Task instructions :: Pictures don't belong in the copy. Set down the lines from the one containing "Parse this screenshot: output" through the last line, exactly as they are.

Data entries ::

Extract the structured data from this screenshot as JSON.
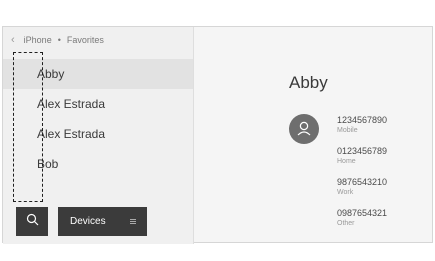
{
  "breadcrumb": {
    "back_icon": "chevron-left-icon",
    "device": "iPhone",
    "separator": "•",
    "section": "Favorites"
  },
  "contacts": [
    {
      "name": "Abby",
      "selected": true
    },
    {
      "name": "Alex Estrada",
      "selected": false
    },
    {
      "name": "Alex Estrada",
      "selected": false
    },
    {
      "name": "Bob",
      "selected": false
    }
  ],
  "bottom_bar": {
    "search_icon": "search-icon",
    "devices_label": "Devices",
    "devices_menu_icon": "menu-icon"
  },
  "detail": {
    "name": "Abby",
    "avatar_icon": "person-icon",
    "numbers": [
      {
        "number": "1234567890",
        "type": "Mobile"
      },
      {
        "number": "0123456789",
        "type": "Home"
      },
      {
        "number": "9876543210",
        "type": "Work"
      },
      {
        "number": "0987654321",
        "type": "Other"
      }
    ]
  },
  "colors": {
    "screen_bg": "#f5f5f5",
    "selected_row": "#e2e2e2",
    "button_bg": "#3b3b3b",
    "avatar_bg": "#6e6e6e",
    "callout_border": "#1f1f1f"
  }
}
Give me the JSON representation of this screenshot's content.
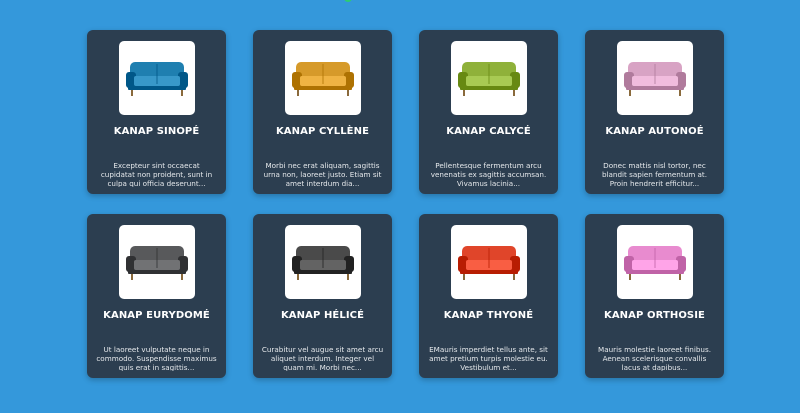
{
  "colors": {
    "background": "#3498db",
    "card": "#2c3e50",
    "thumb_bg": "#ffffff",
    "text": "#ffffff"
  },
  "products": [
    {
      "name": "KANAP SINOPÉ",
      "description": "Excepteur sint occaecat cupidatat non proident, sunt in culpa qui officia deserunt...",
      "image": "sofa-icon",
      "color": "#1f7fb0"
    },
    {
      "name": "KANAP CYLLÈNE",
      "description": "Morbi nec erat aliquam, sagittis urna non, laoreet justo. Etiam sit amet interdum dia...",
      "image": "sofa-icon",
      "color": "#d69a2a"
    },
    {
      "name": "KANAP CALYCÉ",
      "description": "Pellentesque fermentum arcu venenatis ex sagittis accumsan. Vivamus lacinia...",
      "image": "sofa-icon",
      "color": "#8fb13a"
    },
    {
      "name": "KANAP AUTONOÉ",
      "description": "Donec mattis nisl tortor, nec blandit sapien fermentum at. Proin hendrerit efficitur...",
      "image": "sofa-icon",
      "color": "#d8a3c4"
    },
    {
      "name": "KANAP EURYDOMÉ",
      "description": "Ut laoreet vulputate neque in commodo. Suspendisse maximus quis erat in sagittis...",
      "image": "sofa-icon",
      "color": "#58595b"
    },
    {
      "name": "KANAP HÉLICÉ",
      "description": "Curabitur vel augue sit amet arcu aliquet interdum. Integer vel quam mi. Morbi nec...",
      "image": "sofa-icon",
      "color": "#4a4a4a"
    },
    {
      "name": "KANAP THYONÉ",
      "description": "EMauris imperdiet tellus ante, sit amet pretium turpis molestie eu. Vestibulum et...",
      "image": "sofa-icon",
      "color": "#e0452a"
    },
    {
      "name": "KANAP ORTHOSIE",
      "description": "Mauris molestie laoreet finibus. Aenean scelerisque convallis lacus at dapibus...",
      "image": "sofa-icon",
      "color": "#e88bcf"
    }
  ]
}
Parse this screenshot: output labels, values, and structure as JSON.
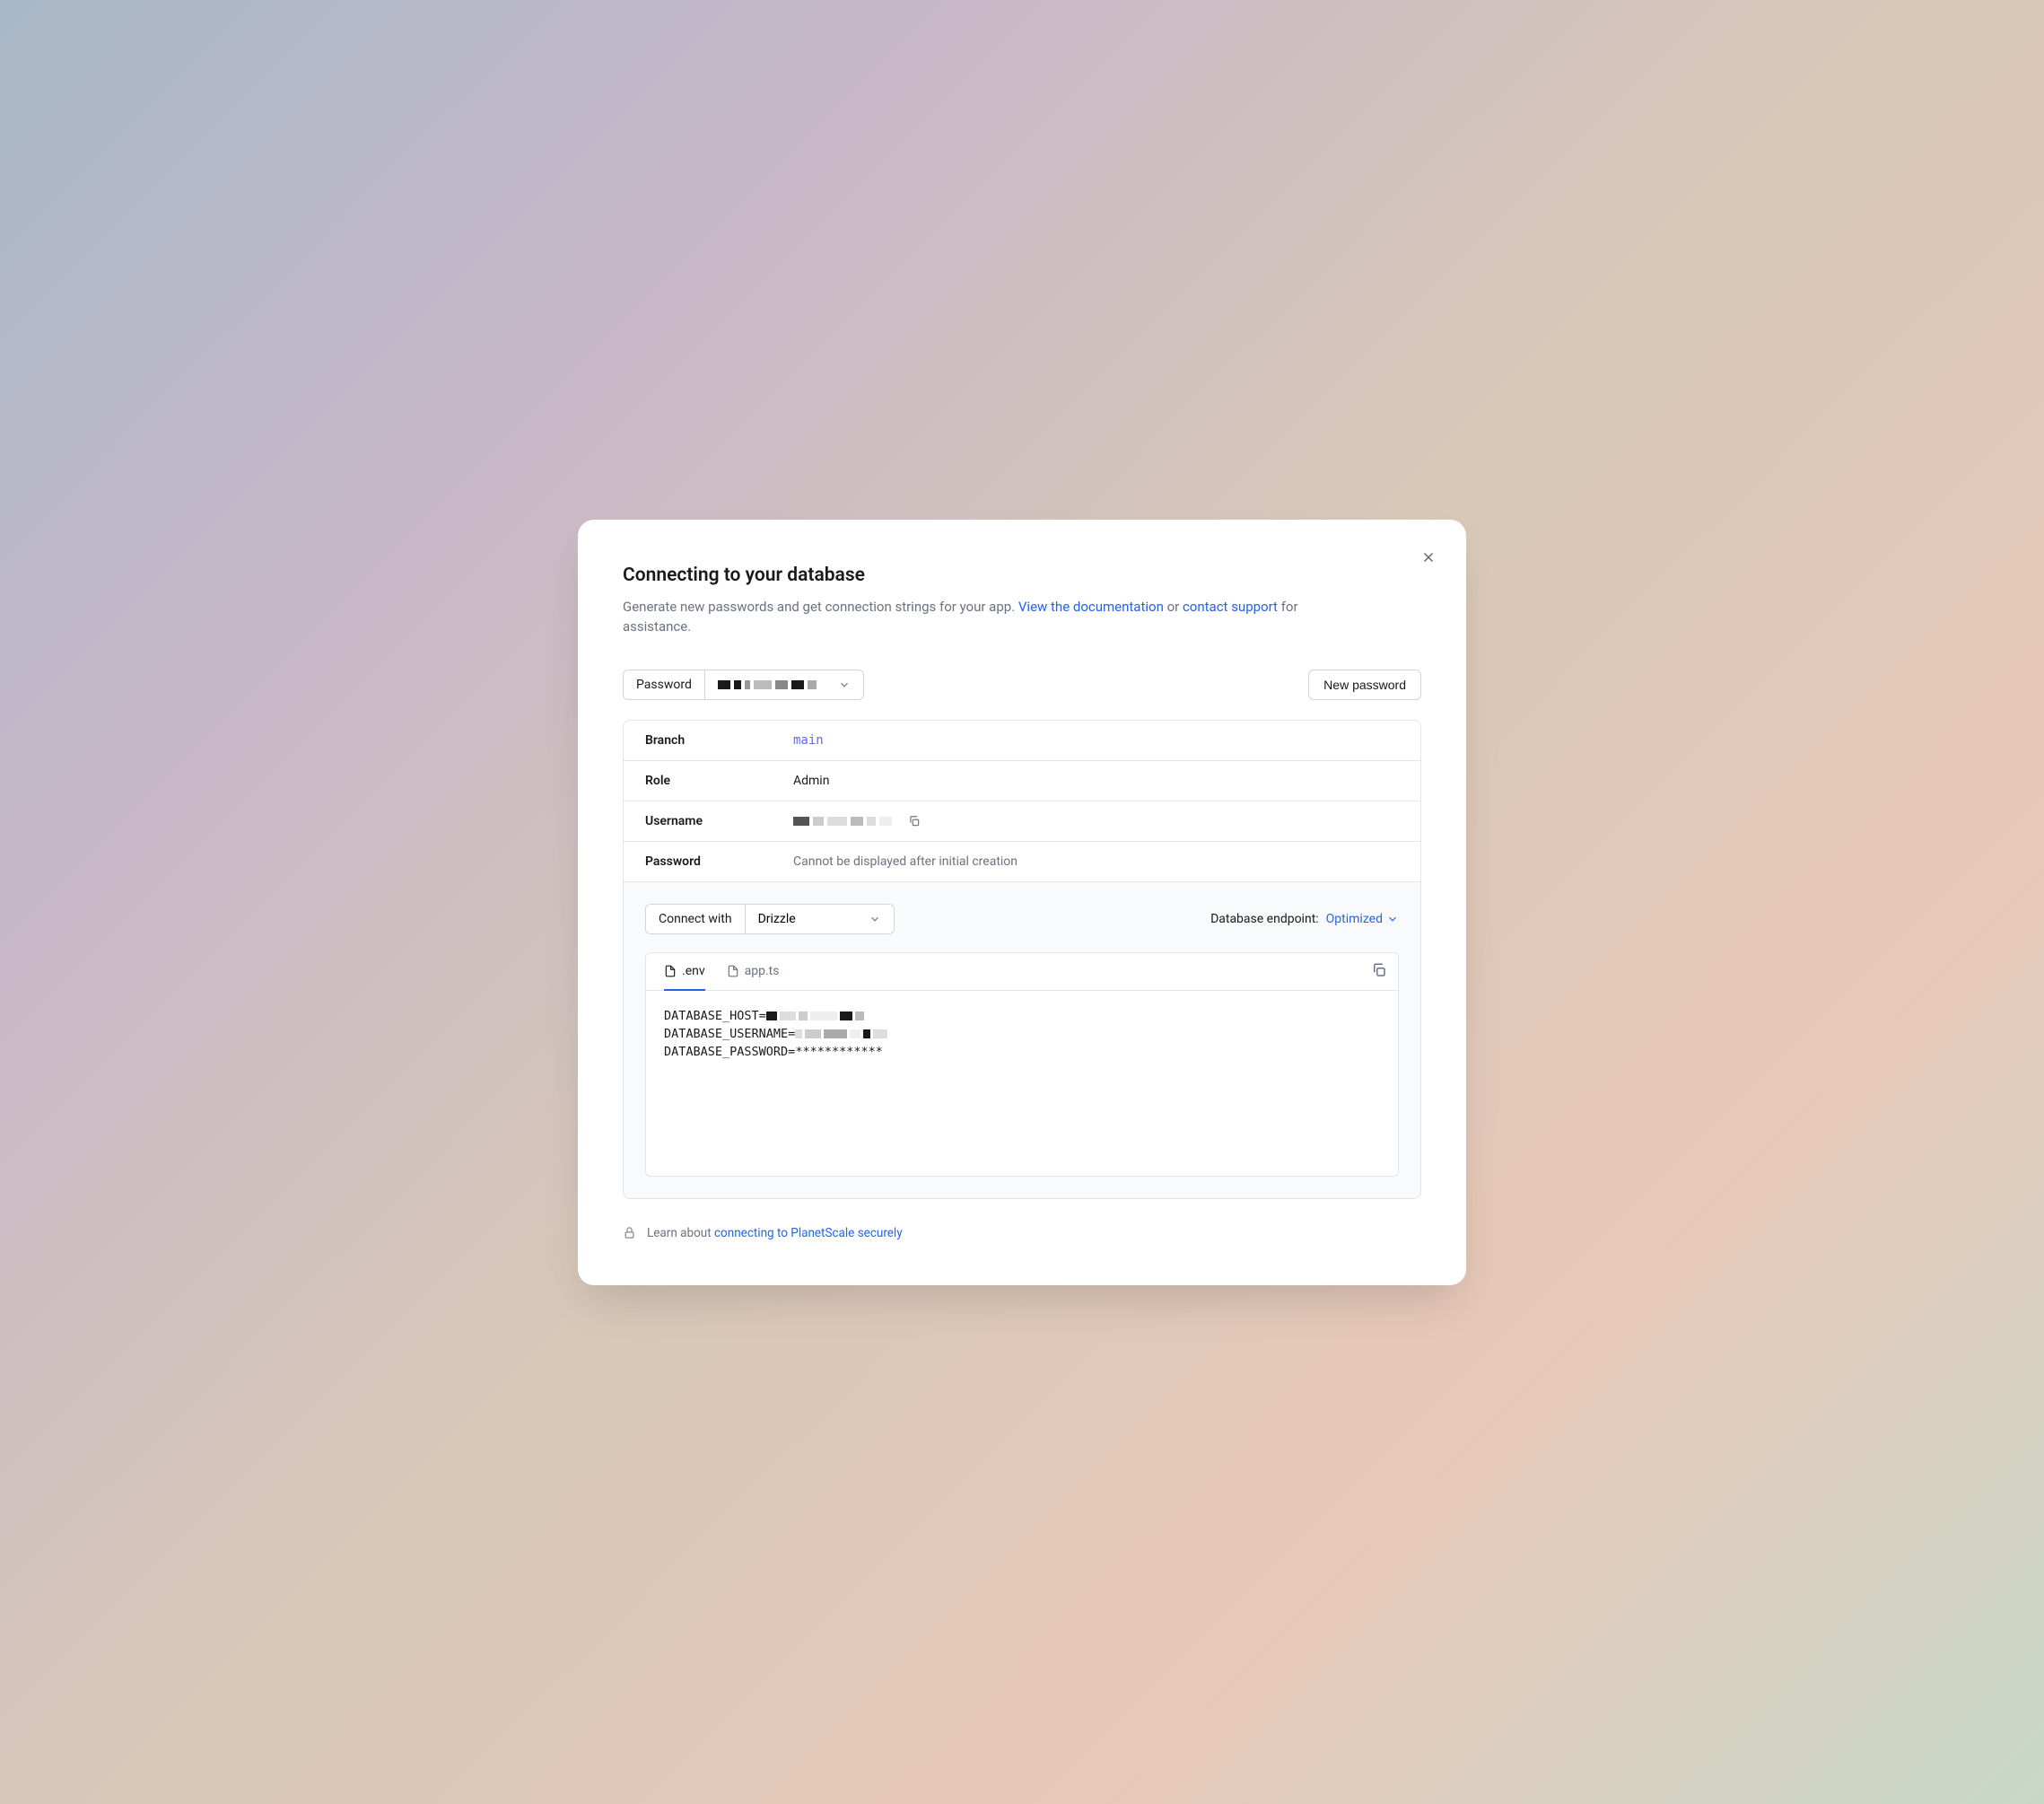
{
  "modal": {
    "title": "Connecting to your database",
    "subtitle_pre": "Generate new passwords and get connection strings for your app. ",
    "doc_link": "View the documentation",
    "subtitle_mid": " or ",
    "support_link": "contact support",
    "subtitle_post": " for assistance."
  },
  "toolbar": {
    "password_label": "Password",
    "new_password_label": "New password"
  },
  "details": {
    "branch_label": "Branch",
    "branch_value": "main",
    "role_label": "Role",
    "role_value": "Admin",
    "username_label": "Username",
    "password_label": "Password",
    "password_note": "Cannot be displayed after initial creation"
  },
  "connect": {
    "connect_with_label": "Connect with",
    "framework": "Drizzle",
    "endpoint_label": "Database endpoint:",
    "endpoint_value": "Optimized"
  },
  "tabs": {
    "env": ".env",
    "appts": "app.ts"
  },
  "env_lines": {
    "host_key": "DATABASE_HOST=",
    "user_key": "DATABASE_USERNAME=",
    "pass_key": "DATABASE_PASSWORD=",
    "pass_value": "************"
  },
  "footer": {
    "prefix": "Learn about ",
    "link": "connecting to PlanetScale securely"
  }
}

In response ::
Parse this screenshot: output labels, values, and structure as JSON.
{
  "modal": {
    "title": "Connecting to your database",
    "subtitle_pre": "Generate new passwords and get connection strings for your app. ",
    "doc_link": "View the documentation",
    "subtitle_mid": " or ",
    "support_link": "contact support",
    "subtitle_post": " for assistance."
  },
  "toolbar": {
    "password_label": "Password",
    "new_password_label": "New password"
  },
  "details": {
    "branch_label": "Branch",
    "branch_value": "main",
    "role_label": "Role",
    "role_value": "Admin",
    "username_label": "Username",
    "password_label": "Password",
    "password_note": "Cannot be displayed after initial creation"
  },
  "connect": {
    "connect_with_label": "Connect with",
    "framework": "Drizzle",
    "endpoint_label": "Database endpoint:",
    "endpoint_value": "Optimized"
  },
  "tabs": {
    "env": ".env",
    "appts": "app.ts"
  },
  "env_lines": {
    "host_key": "DATABASE_HOST=",
    "user_key": "DATABASE_USERNAME=",
    "pass_key": "DATABASE_PASSWORD=",
    "pass_value": "************"
  },
  "footer": {
    "prefix": "Learn about ",
    "link": "connecting to PlanetScale securely"
  }
}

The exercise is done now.